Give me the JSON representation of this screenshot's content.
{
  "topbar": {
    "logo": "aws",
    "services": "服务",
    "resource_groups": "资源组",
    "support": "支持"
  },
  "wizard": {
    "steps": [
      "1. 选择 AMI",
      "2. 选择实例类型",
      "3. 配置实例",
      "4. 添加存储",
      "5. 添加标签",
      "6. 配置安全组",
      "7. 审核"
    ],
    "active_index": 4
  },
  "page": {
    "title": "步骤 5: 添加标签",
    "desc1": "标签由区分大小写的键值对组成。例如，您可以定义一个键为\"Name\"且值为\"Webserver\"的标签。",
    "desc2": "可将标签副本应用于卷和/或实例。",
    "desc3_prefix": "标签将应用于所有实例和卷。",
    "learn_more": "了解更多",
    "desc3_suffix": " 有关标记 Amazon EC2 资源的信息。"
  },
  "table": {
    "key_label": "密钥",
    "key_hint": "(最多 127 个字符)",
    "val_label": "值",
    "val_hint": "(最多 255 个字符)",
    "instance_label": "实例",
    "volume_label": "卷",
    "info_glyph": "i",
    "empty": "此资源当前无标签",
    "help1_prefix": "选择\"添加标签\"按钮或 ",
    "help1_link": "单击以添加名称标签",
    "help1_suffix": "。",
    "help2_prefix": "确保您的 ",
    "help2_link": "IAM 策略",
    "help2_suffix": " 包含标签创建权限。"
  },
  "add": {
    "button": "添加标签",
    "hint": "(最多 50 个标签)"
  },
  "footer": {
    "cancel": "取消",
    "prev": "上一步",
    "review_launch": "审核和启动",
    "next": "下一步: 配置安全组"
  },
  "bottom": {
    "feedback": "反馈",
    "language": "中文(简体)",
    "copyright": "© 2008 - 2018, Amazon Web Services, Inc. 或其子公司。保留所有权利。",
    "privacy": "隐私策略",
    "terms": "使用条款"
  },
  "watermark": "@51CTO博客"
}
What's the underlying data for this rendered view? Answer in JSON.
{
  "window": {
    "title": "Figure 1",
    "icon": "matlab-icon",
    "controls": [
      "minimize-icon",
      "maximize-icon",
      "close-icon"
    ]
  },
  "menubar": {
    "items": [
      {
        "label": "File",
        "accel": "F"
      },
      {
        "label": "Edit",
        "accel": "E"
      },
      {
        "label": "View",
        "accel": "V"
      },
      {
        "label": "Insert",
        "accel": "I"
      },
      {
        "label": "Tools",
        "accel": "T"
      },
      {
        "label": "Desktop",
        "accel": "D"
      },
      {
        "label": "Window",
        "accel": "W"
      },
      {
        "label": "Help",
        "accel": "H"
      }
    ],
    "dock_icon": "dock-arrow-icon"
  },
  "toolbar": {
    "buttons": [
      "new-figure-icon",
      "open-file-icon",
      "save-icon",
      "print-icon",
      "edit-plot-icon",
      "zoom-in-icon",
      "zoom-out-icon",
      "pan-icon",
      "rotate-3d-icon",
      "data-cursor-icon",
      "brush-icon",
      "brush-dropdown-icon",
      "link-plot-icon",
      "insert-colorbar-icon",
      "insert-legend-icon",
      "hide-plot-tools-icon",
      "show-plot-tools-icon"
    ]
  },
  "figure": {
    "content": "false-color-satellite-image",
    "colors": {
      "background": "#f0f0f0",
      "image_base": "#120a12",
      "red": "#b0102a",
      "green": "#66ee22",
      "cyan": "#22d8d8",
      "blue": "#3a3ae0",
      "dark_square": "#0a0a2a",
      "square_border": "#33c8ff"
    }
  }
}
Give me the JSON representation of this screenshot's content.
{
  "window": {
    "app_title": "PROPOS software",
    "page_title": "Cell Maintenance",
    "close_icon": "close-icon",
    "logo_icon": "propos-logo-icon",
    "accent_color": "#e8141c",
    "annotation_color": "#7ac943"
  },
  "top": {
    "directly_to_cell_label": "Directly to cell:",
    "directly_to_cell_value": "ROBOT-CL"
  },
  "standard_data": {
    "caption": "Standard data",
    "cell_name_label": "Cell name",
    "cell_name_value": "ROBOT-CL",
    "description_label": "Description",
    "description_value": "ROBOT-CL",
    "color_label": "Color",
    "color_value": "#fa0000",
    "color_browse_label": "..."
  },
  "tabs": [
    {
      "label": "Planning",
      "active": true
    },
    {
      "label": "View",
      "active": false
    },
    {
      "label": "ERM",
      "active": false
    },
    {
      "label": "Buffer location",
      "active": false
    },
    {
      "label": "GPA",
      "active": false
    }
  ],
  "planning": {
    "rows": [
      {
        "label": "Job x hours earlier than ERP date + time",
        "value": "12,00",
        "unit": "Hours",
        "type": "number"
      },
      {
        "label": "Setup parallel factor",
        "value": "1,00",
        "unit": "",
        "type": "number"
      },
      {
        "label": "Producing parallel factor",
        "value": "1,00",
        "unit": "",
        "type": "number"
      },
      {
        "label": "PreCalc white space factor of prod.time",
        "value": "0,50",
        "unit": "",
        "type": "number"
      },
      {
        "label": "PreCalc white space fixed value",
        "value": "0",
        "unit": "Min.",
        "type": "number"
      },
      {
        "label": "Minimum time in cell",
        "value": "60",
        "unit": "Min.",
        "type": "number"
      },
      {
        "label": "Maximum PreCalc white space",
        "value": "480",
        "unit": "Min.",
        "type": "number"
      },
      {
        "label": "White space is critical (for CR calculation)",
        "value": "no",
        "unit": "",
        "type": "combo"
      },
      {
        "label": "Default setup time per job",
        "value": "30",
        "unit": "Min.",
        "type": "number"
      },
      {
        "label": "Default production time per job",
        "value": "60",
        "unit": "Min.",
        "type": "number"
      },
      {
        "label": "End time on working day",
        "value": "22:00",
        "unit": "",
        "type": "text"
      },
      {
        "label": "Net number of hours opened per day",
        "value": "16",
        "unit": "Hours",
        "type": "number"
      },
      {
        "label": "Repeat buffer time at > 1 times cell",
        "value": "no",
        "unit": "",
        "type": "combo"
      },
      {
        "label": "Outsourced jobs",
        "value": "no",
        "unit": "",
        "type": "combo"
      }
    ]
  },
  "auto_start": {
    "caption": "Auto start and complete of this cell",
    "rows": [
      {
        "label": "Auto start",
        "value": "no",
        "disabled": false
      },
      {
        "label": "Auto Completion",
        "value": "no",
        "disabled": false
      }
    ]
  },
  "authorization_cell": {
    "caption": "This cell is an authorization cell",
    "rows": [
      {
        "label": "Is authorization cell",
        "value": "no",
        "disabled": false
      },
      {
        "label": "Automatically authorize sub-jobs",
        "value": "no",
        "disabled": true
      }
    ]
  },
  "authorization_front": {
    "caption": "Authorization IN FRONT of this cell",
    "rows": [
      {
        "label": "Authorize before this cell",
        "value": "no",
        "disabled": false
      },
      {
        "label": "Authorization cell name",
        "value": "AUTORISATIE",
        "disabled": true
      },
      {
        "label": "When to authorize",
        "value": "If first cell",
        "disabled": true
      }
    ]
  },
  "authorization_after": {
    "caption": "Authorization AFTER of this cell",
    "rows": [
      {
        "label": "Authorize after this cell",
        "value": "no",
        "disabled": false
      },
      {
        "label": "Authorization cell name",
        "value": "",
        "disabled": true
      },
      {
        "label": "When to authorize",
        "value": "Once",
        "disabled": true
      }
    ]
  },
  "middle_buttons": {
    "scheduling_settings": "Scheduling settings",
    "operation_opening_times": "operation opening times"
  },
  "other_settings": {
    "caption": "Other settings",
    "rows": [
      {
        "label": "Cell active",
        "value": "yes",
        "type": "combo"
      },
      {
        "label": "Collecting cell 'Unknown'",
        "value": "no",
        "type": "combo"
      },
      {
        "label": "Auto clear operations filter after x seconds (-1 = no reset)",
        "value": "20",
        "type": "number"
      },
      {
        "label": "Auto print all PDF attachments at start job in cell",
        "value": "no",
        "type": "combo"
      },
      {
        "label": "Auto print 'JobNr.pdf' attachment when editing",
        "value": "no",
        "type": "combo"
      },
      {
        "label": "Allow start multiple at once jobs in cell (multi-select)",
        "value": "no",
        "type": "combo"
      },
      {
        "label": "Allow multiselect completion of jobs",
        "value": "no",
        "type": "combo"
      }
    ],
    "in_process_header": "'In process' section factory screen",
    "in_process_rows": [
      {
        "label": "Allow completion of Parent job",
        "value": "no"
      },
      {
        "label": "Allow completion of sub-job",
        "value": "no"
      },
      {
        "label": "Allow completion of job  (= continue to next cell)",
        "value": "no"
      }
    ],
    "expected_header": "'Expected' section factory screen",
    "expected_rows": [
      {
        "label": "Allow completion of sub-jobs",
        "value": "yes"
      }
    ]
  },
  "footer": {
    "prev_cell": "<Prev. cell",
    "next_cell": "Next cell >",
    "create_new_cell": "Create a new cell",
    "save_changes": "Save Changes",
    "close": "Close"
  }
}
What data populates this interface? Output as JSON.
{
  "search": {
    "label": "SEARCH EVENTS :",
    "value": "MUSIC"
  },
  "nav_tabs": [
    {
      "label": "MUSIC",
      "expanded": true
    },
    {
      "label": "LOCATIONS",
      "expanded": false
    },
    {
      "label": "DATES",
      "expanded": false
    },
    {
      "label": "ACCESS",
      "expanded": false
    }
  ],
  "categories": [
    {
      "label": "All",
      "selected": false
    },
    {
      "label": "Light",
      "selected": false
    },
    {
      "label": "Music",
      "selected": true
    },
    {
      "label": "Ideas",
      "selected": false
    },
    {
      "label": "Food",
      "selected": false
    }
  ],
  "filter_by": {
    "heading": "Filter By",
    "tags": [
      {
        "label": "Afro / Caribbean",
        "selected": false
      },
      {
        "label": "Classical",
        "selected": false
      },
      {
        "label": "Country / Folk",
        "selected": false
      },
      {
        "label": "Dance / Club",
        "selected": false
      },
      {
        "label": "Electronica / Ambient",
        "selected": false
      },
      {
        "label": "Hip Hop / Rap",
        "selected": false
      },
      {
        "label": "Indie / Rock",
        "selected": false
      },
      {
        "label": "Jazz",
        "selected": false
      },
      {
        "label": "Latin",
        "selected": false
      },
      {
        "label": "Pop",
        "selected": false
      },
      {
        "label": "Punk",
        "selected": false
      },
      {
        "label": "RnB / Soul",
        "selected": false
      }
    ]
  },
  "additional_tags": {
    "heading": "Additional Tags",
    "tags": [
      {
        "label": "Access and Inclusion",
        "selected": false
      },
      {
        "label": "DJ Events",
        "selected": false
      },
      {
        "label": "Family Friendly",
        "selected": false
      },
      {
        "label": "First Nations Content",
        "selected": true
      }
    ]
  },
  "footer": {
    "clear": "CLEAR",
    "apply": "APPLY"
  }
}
□ □ □
PROMPT: Scan the material above. Extract every line in which the word "parallel" occurs.

RESULT:
        "label": "Setup parallel factor",
        "label": "Producing parallel factor",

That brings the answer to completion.